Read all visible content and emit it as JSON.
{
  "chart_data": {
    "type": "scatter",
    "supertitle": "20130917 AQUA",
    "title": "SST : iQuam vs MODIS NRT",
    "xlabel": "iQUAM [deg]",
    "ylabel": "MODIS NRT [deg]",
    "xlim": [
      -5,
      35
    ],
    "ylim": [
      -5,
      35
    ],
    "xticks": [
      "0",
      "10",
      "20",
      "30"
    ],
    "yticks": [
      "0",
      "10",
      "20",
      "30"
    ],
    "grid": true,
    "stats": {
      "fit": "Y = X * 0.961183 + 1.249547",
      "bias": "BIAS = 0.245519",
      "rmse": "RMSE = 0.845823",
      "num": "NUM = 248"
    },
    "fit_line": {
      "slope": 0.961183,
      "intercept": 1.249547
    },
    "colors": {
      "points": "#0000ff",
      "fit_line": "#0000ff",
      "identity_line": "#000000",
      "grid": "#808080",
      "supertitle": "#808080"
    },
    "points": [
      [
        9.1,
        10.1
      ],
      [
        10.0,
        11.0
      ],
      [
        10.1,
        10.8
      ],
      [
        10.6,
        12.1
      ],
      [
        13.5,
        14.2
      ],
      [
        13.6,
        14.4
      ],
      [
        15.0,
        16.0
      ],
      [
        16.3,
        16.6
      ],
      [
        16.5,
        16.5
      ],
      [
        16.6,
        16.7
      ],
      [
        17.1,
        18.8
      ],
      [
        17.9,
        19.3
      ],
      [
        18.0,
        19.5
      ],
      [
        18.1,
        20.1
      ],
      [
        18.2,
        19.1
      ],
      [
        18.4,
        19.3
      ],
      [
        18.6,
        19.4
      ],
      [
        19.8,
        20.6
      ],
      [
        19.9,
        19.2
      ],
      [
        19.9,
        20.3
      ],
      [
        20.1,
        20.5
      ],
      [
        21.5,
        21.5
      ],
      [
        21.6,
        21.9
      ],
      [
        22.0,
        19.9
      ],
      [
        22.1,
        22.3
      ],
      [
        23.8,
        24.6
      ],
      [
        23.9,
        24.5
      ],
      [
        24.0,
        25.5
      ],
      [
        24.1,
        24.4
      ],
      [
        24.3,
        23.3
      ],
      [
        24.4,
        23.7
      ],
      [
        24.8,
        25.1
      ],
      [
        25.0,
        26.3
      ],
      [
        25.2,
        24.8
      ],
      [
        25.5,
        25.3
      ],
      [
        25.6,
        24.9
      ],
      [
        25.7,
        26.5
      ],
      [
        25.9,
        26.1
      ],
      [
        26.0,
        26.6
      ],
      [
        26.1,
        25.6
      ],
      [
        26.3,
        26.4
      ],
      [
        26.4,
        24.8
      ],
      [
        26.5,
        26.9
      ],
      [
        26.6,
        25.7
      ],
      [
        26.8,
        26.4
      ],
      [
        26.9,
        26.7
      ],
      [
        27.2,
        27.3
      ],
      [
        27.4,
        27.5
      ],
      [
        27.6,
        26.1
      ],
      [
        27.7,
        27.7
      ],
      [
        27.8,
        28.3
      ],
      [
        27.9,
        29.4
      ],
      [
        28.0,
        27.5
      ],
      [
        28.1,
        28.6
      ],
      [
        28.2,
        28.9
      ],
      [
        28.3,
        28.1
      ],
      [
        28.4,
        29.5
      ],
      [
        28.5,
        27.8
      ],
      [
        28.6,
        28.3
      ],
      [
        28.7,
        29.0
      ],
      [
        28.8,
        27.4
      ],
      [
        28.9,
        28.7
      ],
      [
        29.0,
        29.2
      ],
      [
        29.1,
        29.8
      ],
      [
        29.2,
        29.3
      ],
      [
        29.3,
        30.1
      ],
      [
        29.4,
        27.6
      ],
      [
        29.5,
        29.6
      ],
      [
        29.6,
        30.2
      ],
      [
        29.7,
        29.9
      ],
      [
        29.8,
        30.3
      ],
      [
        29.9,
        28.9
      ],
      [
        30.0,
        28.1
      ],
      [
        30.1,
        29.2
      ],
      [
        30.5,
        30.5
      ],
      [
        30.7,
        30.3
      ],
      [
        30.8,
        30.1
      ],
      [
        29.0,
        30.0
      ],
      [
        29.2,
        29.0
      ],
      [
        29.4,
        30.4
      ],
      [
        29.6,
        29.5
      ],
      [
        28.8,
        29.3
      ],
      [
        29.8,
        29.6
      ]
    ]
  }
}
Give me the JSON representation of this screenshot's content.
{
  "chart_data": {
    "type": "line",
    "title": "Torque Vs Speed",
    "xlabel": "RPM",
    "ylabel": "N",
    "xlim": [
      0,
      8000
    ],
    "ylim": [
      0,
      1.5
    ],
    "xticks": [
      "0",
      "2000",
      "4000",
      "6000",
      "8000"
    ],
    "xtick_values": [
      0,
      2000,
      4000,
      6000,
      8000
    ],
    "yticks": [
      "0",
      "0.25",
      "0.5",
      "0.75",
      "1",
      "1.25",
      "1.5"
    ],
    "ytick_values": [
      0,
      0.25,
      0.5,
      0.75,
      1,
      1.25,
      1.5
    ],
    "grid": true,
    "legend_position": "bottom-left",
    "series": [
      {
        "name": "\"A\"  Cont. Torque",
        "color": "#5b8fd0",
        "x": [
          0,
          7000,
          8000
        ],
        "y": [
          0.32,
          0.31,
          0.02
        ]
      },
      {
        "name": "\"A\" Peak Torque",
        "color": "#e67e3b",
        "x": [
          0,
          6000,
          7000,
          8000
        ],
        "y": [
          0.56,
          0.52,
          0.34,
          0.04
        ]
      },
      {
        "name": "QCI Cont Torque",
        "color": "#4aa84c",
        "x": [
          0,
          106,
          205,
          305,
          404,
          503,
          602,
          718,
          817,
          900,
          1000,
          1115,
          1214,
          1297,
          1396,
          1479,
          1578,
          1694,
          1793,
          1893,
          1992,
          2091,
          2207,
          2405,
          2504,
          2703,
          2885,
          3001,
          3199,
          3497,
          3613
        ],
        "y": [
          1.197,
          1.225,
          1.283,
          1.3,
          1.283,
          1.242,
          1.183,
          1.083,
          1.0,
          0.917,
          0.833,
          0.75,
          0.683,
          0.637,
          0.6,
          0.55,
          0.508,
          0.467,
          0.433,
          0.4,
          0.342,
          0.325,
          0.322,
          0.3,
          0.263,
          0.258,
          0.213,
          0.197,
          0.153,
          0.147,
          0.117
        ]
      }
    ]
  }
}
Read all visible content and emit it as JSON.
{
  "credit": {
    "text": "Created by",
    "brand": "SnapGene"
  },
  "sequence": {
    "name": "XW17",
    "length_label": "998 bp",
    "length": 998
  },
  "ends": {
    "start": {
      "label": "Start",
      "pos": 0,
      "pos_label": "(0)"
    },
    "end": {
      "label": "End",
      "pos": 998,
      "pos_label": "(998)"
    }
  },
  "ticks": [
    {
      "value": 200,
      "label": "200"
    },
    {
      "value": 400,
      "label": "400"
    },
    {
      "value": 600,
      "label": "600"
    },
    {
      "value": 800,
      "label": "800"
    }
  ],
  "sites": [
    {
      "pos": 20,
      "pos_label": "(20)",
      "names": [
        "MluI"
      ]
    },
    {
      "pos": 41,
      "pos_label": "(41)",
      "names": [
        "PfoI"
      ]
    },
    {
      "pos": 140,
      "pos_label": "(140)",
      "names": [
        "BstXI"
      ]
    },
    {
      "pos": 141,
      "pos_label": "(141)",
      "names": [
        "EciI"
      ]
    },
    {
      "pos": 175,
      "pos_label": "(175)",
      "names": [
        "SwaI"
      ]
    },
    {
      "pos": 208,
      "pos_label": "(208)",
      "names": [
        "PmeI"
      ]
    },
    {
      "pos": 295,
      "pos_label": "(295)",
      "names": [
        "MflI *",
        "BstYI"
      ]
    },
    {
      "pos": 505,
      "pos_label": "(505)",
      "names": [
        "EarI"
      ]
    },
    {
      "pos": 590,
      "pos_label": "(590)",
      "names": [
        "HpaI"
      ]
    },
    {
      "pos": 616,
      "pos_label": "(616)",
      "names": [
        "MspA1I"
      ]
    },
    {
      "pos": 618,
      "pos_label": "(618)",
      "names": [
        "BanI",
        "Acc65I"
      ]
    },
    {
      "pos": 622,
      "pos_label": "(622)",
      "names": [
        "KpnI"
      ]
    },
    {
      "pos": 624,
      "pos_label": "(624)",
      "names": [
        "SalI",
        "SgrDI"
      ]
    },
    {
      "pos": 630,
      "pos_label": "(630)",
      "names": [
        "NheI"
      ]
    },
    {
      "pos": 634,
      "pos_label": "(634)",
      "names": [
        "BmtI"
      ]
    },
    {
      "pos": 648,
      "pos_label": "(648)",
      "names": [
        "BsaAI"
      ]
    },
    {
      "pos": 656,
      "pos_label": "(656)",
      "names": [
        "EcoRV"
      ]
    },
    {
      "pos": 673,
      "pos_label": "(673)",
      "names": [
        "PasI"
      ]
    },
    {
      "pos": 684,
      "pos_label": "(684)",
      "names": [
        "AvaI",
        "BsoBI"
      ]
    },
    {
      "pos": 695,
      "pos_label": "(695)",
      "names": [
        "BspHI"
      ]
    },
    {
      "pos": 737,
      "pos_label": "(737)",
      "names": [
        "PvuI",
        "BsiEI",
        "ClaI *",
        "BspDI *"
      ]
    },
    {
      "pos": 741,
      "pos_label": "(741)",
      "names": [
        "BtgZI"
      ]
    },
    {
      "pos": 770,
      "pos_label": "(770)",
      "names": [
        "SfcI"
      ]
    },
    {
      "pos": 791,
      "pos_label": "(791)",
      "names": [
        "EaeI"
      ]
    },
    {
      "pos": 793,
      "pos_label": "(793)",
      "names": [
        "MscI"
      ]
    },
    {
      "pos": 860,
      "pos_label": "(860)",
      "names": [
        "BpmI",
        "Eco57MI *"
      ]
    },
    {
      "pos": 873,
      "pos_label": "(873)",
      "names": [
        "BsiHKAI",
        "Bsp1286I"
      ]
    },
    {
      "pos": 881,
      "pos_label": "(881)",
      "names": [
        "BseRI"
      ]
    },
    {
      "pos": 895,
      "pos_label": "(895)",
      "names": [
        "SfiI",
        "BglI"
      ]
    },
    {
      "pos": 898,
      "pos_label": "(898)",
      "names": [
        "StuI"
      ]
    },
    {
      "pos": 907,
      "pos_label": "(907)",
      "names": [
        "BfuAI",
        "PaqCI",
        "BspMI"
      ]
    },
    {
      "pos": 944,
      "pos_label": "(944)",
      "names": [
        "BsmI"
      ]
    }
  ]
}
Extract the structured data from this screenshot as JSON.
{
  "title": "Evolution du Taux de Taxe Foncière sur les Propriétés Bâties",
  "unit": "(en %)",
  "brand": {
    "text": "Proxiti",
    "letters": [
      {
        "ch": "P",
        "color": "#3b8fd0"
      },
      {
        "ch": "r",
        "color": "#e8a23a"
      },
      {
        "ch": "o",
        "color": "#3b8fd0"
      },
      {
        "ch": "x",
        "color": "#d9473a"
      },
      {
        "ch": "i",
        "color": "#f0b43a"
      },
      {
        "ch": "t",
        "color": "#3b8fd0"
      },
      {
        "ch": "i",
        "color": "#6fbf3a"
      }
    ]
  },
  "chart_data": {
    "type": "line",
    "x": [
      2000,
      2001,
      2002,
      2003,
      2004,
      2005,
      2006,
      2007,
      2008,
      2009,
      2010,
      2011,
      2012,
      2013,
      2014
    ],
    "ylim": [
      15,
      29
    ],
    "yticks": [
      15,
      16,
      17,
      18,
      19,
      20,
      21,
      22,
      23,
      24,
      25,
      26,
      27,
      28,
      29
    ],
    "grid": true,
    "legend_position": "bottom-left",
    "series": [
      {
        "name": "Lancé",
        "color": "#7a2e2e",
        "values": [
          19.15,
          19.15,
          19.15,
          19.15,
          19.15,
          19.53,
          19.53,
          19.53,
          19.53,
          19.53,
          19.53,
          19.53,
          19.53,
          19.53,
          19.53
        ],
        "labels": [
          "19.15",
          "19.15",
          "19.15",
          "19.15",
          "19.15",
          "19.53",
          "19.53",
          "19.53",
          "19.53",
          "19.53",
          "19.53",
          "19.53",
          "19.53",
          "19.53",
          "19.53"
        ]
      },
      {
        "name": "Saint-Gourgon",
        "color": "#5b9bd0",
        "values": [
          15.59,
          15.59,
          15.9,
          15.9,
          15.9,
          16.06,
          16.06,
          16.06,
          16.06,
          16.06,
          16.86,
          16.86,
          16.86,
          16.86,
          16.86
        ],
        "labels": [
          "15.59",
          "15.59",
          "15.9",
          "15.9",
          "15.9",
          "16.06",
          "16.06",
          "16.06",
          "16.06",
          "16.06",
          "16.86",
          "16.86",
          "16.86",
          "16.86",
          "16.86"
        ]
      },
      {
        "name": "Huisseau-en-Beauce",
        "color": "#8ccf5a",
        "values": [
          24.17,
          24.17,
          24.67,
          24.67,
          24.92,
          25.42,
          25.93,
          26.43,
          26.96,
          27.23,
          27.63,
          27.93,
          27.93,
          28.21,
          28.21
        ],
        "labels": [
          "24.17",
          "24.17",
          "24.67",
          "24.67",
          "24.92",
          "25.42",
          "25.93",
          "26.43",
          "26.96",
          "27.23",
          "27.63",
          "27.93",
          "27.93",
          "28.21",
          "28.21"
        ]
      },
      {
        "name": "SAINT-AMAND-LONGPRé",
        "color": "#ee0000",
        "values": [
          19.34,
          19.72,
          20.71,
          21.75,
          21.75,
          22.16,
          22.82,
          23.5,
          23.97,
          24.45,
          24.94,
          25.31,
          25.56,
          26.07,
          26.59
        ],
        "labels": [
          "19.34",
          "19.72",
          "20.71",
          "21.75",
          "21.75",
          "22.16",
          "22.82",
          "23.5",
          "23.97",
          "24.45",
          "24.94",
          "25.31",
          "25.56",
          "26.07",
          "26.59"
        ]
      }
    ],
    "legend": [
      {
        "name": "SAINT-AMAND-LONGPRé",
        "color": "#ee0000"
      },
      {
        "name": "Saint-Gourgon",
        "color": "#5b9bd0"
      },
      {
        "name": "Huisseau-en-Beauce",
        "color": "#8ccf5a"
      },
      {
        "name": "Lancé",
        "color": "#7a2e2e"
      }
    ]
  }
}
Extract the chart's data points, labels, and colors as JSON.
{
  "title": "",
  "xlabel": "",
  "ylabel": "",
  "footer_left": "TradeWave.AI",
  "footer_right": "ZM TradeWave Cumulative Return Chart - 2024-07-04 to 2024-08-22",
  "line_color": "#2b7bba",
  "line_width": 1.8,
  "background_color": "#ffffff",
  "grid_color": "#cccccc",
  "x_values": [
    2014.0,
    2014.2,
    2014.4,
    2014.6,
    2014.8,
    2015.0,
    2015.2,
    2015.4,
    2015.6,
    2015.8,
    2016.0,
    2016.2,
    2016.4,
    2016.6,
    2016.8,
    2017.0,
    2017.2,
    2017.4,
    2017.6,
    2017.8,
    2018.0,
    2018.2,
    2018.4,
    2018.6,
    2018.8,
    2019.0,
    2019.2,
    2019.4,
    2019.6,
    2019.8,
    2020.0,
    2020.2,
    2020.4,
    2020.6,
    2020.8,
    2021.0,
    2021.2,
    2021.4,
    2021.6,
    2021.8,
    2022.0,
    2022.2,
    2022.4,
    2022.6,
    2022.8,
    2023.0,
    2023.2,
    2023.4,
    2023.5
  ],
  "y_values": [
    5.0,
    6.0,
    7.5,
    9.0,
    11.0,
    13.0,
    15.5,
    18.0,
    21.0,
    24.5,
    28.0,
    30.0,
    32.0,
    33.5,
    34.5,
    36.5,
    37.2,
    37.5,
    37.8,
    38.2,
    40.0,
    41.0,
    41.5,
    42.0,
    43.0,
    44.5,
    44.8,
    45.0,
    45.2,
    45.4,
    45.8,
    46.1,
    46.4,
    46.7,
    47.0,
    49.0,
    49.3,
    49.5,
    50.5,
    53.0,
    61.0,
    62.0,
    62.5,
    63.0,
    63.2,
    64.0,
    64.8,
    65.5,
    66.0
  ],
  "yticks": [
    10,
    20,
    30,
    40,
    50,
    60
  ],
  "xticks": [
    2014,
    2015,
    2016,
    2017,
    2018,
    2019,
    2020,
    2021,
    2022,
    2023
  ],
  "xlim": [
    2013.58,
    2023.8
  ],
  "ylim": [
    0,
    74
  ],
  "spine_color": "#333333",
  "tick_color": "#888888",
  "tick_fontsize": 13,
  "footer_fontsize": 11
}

*****

### Task brief
Which lines contain "Torque"? Show each of them.

### Exercise response
    "title": "Torque Vs Speed",
        "name": "\"A\"  Cont. Torque",
        "name": "\"A\" Peak Torque",
        "name": "QCI Cont Torque",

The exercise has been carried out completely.